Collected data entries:

######

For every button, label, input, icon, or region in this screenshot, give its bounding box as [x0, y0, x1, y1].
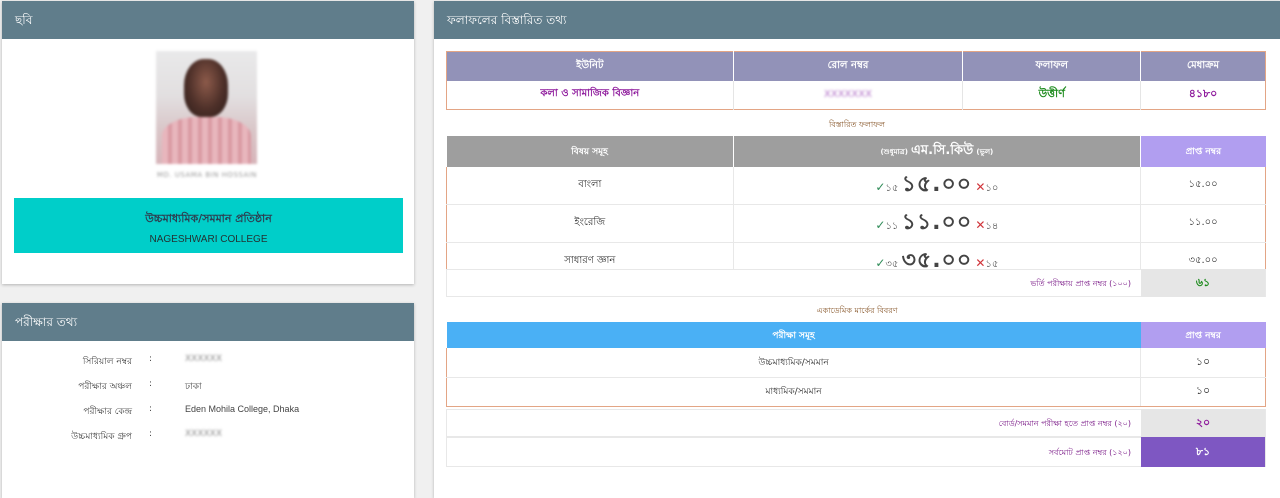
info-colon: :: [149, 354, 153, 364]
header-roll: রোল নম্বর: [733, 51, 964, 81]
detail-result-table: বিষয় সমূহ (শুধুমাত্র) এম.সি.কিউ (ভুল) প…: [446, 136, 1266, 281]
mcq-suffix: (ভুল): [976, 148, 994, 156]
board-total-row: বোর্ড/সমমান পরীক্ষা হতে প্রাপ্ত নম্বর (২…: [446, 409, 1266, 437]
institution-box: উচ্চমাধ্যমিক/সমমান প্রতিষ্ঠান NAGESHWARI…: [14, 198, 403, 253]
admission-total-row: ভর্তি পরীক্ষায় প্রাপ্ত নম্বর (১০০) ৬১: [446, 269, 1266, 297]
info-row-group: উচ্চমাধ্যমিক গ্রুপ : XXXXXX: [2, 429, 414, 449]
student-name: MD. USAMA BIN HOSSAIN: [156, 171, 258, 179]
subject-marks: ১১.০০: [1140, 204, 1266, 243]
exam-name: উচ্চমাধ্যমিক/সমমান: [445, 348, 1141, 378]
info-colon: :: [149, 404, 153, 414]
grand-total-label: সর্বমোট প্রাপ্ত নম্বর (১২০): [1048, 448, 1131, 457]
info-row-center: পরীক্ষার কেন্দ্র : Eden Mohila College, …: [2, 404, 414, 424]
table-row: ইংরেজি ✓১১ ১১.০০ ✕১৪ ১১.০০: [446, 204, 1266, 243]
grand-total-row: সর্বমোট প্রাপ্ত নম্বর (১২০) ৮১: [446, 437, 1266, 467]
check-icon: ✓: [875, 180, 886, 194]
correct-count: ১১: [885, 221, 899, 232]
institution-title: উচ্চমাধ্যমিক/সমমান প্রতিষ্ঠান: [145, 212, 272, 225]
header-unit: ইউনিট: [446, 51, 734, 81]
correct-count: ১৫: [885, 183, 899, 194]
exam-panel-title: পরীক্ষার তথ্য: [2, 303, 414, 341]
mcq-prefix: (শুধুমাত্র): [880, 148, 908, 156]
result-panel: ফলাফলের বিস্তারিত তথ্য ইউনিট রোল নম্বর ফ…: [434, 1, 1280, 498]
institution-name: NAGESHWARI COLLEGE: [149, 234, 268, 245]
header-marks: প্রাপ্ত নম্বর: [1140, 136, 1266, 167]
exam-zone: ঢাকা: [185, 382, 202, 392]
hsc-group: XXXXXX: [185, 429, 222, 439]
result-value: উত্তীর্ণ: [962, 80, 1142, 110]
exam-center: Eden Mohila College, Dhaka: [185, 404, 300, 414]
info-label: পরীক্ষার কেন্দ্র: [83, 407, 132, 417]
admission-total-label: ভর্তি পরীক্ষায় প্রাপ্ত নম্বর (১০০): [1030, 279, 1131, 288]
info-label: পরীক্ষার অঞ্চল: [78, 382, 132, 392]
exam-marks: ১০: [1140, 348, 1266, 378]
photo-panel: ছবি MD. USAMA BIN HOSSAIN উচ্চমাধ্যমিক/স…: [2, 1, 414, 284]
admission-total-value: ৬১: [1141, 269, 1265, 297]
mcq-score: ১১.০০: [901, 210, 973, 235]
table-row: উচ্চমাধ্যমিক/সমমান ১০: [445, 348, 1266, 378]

######

* [Request]: Gather every line from the items above that contains the string "total", treating uppercase and lowercase letters as different.

* [Result]:
board-total-row: বোর্ড/সমমান পরীক্ষা হতে প্রাপ্ত নম্বর (২…: [446, 409, 1266, 437]
admission-total-row: ভর্তি পরীক্ষায় প্রাপ্ত নম্বর (১০০) ৬১: [446, 269, 1266, 297]
grand-total-label: সর্বমোট প্রাপ্ত নম্বর (১২০): [1048, 448, 1131, 457]
grand-total-row: সর্বমোট প্রাপ্ত নম্বর (১২০) ৮১: [446, 437, 1266, 467]
admission-total-label: ভর্তি পরীক্ষায় প্রাপ্ত নম্বর (১০০): [1030, 279, 1131, 288]
admission-total-value: ৬১: [1141, 269, 1265, 297]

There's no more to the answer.